▶ **Aim**:
Report all lines holding "this".

▶ **Recorded information**:
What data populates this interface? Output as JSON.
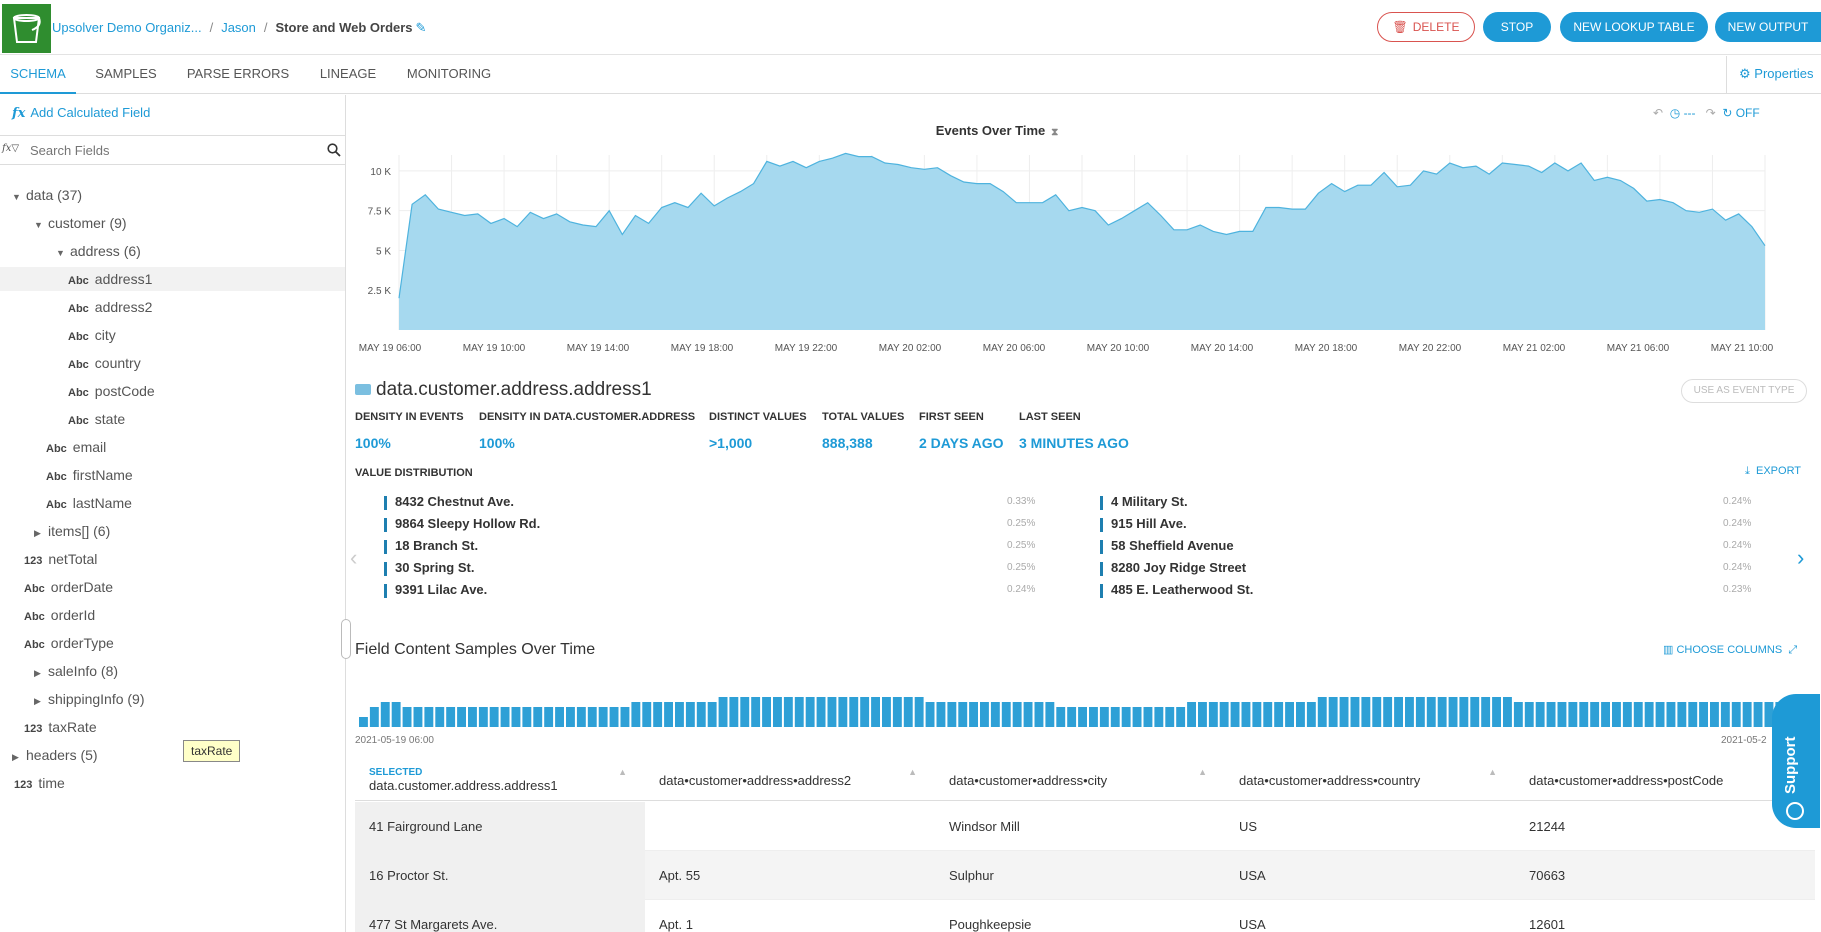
{
  "header": {
    "breadcrumb": [
      "Upsolver Demo Organiz...",
      "Jason",
      "Store and Web Orders"
    ],
    "delete_label": "DELETE",
    "stop_label": "STOP",
    "new_lookup_label": "NEW LOOKUP TABLE",
    "new_output_label": "NEW OUTPUT"
  },
  "tabs": [
    "SCHEMA",
    "SAMPLES",
    "PARSE ERRORS",
    "LINEAGE",
    "MONITORING"
  ],
  "properties_label": "Properties",
  "sidebar": {
    "add_calc_label": "Add Calculated Field",
    "search_placeholder": "Search Fields",
    "tree": [
      {
        "label": "data (37)",
        "indent": 0,
        "toggle": "open",
        "type": ""
      },
      {
        "label": "customer (9)",
        "indent": 1,
        "toggle": "open",
        "type": ""
      },
      {
        "label": "address (6)",
        "indent": 2,
        "toggle": "open",
        "type": ""
      },
      {
        "label": "address1",
        "indent": 3,
        "toggle": "",
        "type": "Abc",
        "hl": true
      },
      {
        "label": "address2",
        "indent": 3,
        "toggle": "",
        "type": "Abc"
      },
      {
        "label": "city",
        "indent": 3,
        "toggle": "",
        "type": "Abc"
      },
      {
        "label": "country",
        "indent": 3,
        "toggle": "",
        "type": "Abc"
      },
      {
        "label": "postCode",
        "indent": 3,
        "toggle": "",
        "type": "Abc"
      },
      {
        "label": "state",
        "indent": 3,
        "toggle": "",
        "type": "Abc"
      },
      {
        "label": "email",
        "indent": 2,
        "toggle": "",
        "type": "Abc"
      },
      {
        "label": "firstName",
        "indent": 2,
        "toggle": "",
        "type": "Abc"
      },
      {
        "label": "lastName",
        "indent": 2,
        "toggle": "",
        "type": "Abc"
      },
      {
        "label": "items[] (6)",
        "indent": 1,
        "toggle": "closed",
        "type": ""
      },
      {
        "label": "netTotal",
        "indent": 1,
        "toggle": "",
        "type": "123"
      },
      {
        "label": "orderDate",
        "indent": 1,
        "toggle": "",
        "type": "Abc"
      },
      {
        "label": "orderId",
        "indent": 1,
        "toggle": "",
        "type": "Abc"
      },
      {
        "label": "orderType",
        "indent": 1,
        "toggle": "",
        "type": "Abc"
      },
      {
        "label": "saleInfo (8)",
        "indent": 1,
        "toggle": "closed",
        "type": ""
      },
      {
        "label": "shippingInfo (9)",
        "indent": 1,
        "toggle": "closed",
        "type": ""
      },
      {
        "label": "taxRate",
        "indent": 1,
        "toggle": "",
        "type": "123"
      },
      {
        "label": "headers (5)",
        "indent": 0,
        "toggle": "closed",
        "type": ""
      },
      {
        "label": "time",
        "indent": 0,
        "toggle": "",
        "type": "123"
      }
    ],
    "tooltip": "taxRate"
  },
  "chart_controls": {
    "time": "---",
    "refresh": "OFF"
  },
  "chart_data": {
    "type": "area",
    "title": "Events Over Time",
    "x_tick_labels": [
      "MAY 19 06:00",
      "MAY 19 10:00",
      "MAY 19 14:00",
      "MAY 19 18:00",
      "MAY 19 22:00",
      "MAY 20 02:00",
      "MAY 20 06:00",
      "MAY 20 10:00",
      "MAY 20 14:00",
      "MAY 20 18:00",
      "MAY 20 22:00",
      "MAY 21 02:00",
      "MAY 21 06:00",
      "MAY 21 10:00"
    ],
    "y_tick_labels": [
      "2.5 K",
      "5 K",
      "7.5 K",
      "10 K"
    ],
    "y_ticks": [
      2500,
      5000,
      7500,
      10000
    ],
    "ylim": [
      0,
      11000
    ],
    "values": [
      2000,
      7900,
      8500,
      7600,
      7400,
      7200,
      7300,
      6700,
      7000,
      6500,
      7400,
      7000,
      7300,
      6800,
      6600,
      6500,
      7500,
      6000,
      7200,
      6700,
      7700,
      8000,
      7700,
      8600,
      7800,
      8300,
      8700,
      9200,
      10600,
      10300,
      10600,
      10200,
      10600,
      10800,
      11100,
      10900,
      10900,
      10500,
      10400,
      10200,
      10100,
      10200,
      9700,
      9300,
      9200,
      9200,
      8700,
      8000,
      8000,
      8000,
      8500,
      7500,
      7700,
      7500,
      6600,
      7000,
      7500,
      8000,
      7200,
      6300,
      6300,
      6600,
      6200,
      6000,
      6200,
      6200,
      7700,
      7700,
      7600,
      7600,
      8600,
      9200,
      8700,
      9100,
      9100,
      9900,
      9000,
      9100,
      10000,
      9800,
      10500,
      10200,
      10300,
      9800,
      10500,
      10400,
      10300,
      9900,
      10500,
      10000,
      10500,
      9400,
      9600,
      9400,
      8900,
      8100,
      8200,
      8000,
      7500,
      7400,
      7600,
      6900,
      7300,
      6500,
      5300
    ]
  },
  "field": {
    "name": "data.customer.address.address1",
    "use_as_event_label": "USE AS EVENT TYPE",
    "stats": [
      {
        "label": "DENSITY IN EVENTS",
        "value": "100%"
      },
      {
        "label": "DENSITY IN DATA.CUSTOMER.ADDRESS",
        "value": "100%"
      },
      {
        "label": "DISTINCT VALUES",
        "value": ">1,000"
      },
      {
        "label": "TOTAL VALUES",
        "value": "888,388"
      },
      {
        "label": "FIRST SEEN",
        "value": "2 DAYS AGO"
      },
      {
        "label": "LAST SEEN",
        "value": "3 MINUTES AGO"
      }
    ],
    "value_distribution_label": "VALUE DISTRIBUTION",
    "export_label": "EXPORT",
    "distribution": [
      {
        "value": "8432 Chestnut Ave.",
        "pct": "0.33%"
      },
      {
        "value": "9864 Sleepy Hollow Rd.",
        "pct": "0.25%"
      },
      {
        "value": "18 Branch St.",
        "pct": "0.25%"
      },
      {
        "value": "30 Spring St.",
        "pct": "0.25%"
      },
      {
        "value": "9391 Lilac Ave.",
        "pct": "0.24%"
      },
      {
        "value": "4 Military St.",
        "pct": "0.24%"
      },
      {
        "value": "915 Hill Ave.",
        "pct": "0.24%"
      },
      {
        "value": "58 Sheffield Avenue",
        "pct": "0.24%"
      },
      {
        "value": "8280 Joy Ridge Street",
        "pct": "0.24%"
      },
      {
        "value": "485 E. Leatherwood St.",
        "pct": "0.23%"
      }
    ]
  },
  "samples": {
    "title": "Field Content Samples Over Time",
    "choose_columns_label": "CHOOSE COLUMNS",
    "start_label": "2021-05-19 06:00",
    "end_label": "2021-05-2",
    "mini_values": [
      2,
      4,
      5,
      5,
      4,
      4,
      4,
      4,
      4,
      4,
      4,
      4,
      4,
      4,
      4,
      4,
      4,
      4,
      4,
      4,
      4,
      4,
      4,
      4,
      4,
      5,
      5,
      5,
      5,
      5,
      5,
      5,
      5,
      6,
      6,
      6,
      6,
      6,
      6,
      6,
      6,
      6,
      6,
      6,
      6,
      6,
      6,
      6,
      6,
      6,
      6,
      6,
      5,
      5,
      5,
      5,
      5,
      5,
      5,
      5,
      5,
      5,
      5,
      5,
      4,
      4,
      4,
      4,
      4,
      4,
      4,
      4,
      4,
      4,
      4,
      4,
      5,
      5,
      5,
      5,
      5,
      5,
      5,
      5,
      5,
      5,
      5,
      5,
      6,
      6,
      6,
      6,
      6,
      6,
      6,
      6,
      6,
      6,
      6,
      6,
      6,
      6,
      6,
      6,
      6,
      6,
      5,
      5,
      5,
      5,
      5,
      5,
      5,
      5,
      5,
      5,
      5,
      5,
      5,
      5,
      5,
      5,
      5,
      5,
      5,
      5,
      5,
      5,
      5,
      5,
      5,
      5,
      5,
      5
    ],
    "selected_label": "SELECTED",
    "columns": [
      "data.customer.address.address1",
      "data•customer•address•address2",
      "data•customer•address•city",
      "data•customer•address•country",
      "data•customer•address•postCode"
    ],
    "rows": [
      [
        "41 Fairground Lane",
        "",
        "Windsor Mill",
        "US",
        "21244"
      ],
      [
        "16 Proctor St.",
        "Apt. 55",
        "Sulphur",
        "USA",
        "70663"
      ],
      [
        "477 St Margarets Ave.",
        "Apt. 1",
        "Poughkeepsie",
        "USA",
        "12601"
      ]
    ]
  },
  "support_label": "Support"
}
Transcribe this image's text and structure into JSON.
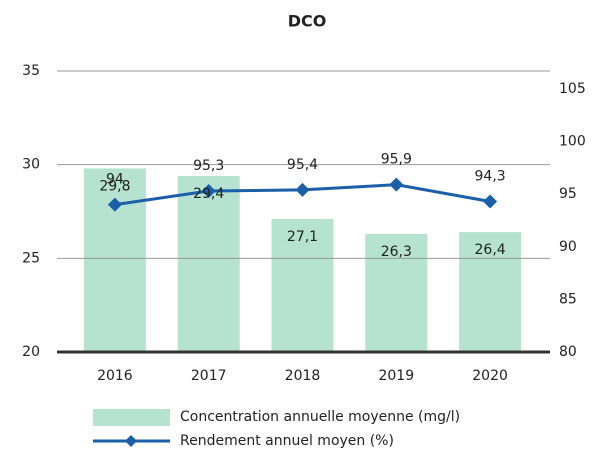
{
  "chart_data": {
    "type": "bar-line",
    "title": "DCO",
    "categories": [
      "2016",
      "2017",
      "2018",
      "2019",
      "2020"
    ],
    "series": [
      {
        "name": "Concentration annuelle moyenne (mg/l)",
        "type": "bar",
        "color": "#b5e2d1",
        "values": [
          29.8,
          29.4,
          27.1,
          26.3,
          26.4
        ],
        "value_labels": [
          "29,8",
          "29,4",
          "27,1",
          "26,3",
          "26,4"
        ]
      },
      {
        "name": "Rendement annuel moyen (%)",
        "type": "line",
        "axis": "y2",
        "color": "#1b5fa8",
        "values": [
          94,
          95.3,
          95.4,
          95.9,
          94.3
        ],
        "value_labels": [
          "94",
          "95,3",
          "95,4",
          "95,9",
          "94,3"
        ]
      }
    ],
    "ylim": [
      20,
      35
    ],
    "yticks": [
      20,
      25,
      30,
      35
    ],
    "y2lim": [
      80,
      106.7
    ],
    "y2ticks": [
      80,
      85,
      90,
      95,
      100,
      105
    ],
    "grid": true
  }
}
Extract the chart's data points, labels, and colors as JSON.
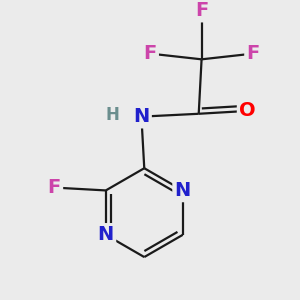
{
  "background_color": "#ebebeb",
  "atom_colors": {
    "C": "#1a1a1a",
    "H": "#6b8e8e",
    "N": "#2020cc",
    "O": "#ff0000",
    "F": "#cc44aa"
  },
  "bond_color": "#1a1a1a",
  "bond_width": 1.6,
  "dbo": 0.018,
  "figsize": [
    3.0,
    3.0
  ],
  "dpi": 100,
  "font_size_atoms": 14,
  "font_size_H": 12
}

▶ **Completed exercise**:
What data populates this interface? Output as JSON.
Transcribe this image's text and structure into JSON.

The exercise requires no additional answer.